- **Exercise aim**
Copy out every record below with complete accuracy.

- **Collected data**
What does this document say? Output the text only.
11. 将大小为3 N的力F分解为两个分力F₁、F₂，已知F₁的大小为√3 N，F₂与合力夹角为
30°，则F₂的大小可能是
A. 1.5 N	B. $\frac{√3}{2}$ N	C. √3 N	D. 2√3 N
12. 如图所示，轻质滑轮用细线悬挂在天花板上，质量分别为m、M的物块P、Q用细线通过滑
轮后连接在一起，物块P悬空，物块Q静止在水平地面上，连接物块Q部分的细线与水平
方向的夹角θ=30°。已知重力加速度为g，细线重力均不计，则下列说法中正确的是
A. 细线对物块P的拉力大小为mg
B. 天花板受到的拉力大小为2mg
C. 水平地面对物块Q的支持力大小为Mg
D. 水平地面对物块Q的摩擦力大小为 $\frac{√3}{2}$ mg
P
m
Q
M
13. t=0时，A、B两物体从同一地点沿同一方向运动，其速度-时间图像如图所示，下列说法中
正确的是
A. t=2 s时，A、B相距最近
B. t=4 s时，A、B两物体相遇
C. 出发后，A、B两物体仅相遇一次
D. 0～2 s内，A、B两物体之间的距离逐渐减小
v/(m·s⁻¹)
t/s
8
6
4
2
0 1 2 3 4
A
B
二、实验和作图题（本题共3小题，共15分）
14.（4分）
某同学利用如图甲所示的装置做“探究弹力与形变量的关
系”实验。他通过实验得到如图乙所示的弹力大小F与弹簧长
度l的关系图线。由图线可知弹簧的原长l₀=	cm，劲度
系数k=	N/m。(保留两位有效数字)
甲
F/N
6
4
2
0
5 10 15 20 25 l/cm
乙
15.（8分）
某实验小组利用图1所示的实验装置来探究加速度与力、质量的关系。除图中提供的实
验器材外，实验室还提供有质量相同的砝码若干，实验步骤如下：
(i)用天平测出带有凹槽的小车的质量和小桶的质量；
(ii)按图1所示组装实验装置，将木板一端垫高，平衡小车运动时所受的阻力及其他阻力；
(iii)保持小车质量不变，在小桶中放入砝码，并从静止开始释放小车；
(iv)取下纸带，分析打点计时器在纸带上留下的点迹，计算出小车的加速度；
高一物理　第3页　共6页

- **Response to this exercise**
What does this document say? Output the text only.
11. 将大小为3 N的力F分解为两个分力F₁、F₂，已知F₁的大小为√3 N，F₂与合力夹角为
30°，则F₂的大小可能是
A. 1.5 N	B. $\frac{√3}{2}$ N	C. √3 N	D. 2√3 N
12. 如图所示，轻质滑轮用细线悬挂在天花板上，质量分别为m、M的物块P、Q用细线通过滑
轮后连接在一起，物块P悬空，物块Q静止在水平地面上，连接物块Q部分的细线与水平
方向的夹角θ=30°。已知重力加速度为g，细线重力均不计，则下列说法中正确的是
A. 细线对物块P的拉力大小为mg
B. 天花板受到的拉力大小为2mg
C. 水平地面对物块Q的支持力大小为Mg
D. 水平地面对物块Q的摩擦力大小为 $\frac{√3}{2}$ mg
P
m
Q
M
13. t=0时，A、B两物体从同一地点沿同一方向运动，其速度-时间图像如图所示，下列说法中
正确的是
A. t=2 s时，A、B相距最近
B. t=4 s时，A、B两物体相遇
C. 出发后，A、B两物体仅相遇一次
D. 0～2 s内，A、B两物体之间的距离逐渐减小
v/(m·s⁻¹)
t/s
8
6
4
2
0 1 2 3 4
A
B
二、实验和作图题（本题共3小题，共15分）
14.（4分）
某同学利用如图甲所示的装置做“探究弹力与形变量的关
系”实验。他通过实验得到如图乙所示的弹力大小F与弹簧长
度l的关系图线。由图线可知弹簧的原长l₀=	cm，劲度
系数k=	N/m。(保留两位有效数字)
甲
F/N
6
4
2
0
5 10 15 20 25 l/cm
乙
15.（8分）
某实验小组利用图1所示的实验装置来探究加速度与力、质量的关系。除图中提供的实
验器材外，实验室还提供有质量相同的砝码若干，实验步骤如下：
(i)用天平测出带有凹槽的小车的质量和小桶的质量；
(ii)按图1所示组装实验装置，将木板一端垫高，平衡小车运动时所受的阻力及其他阻力；
(iii)保持小车质量不变，在小桶中放入砝码，并从静止开始释放小车；
(iv)取下纸带，分析打点计时器在纸带上留下的点迹，计算出小车的加速度；
高一物理　第3页　共6页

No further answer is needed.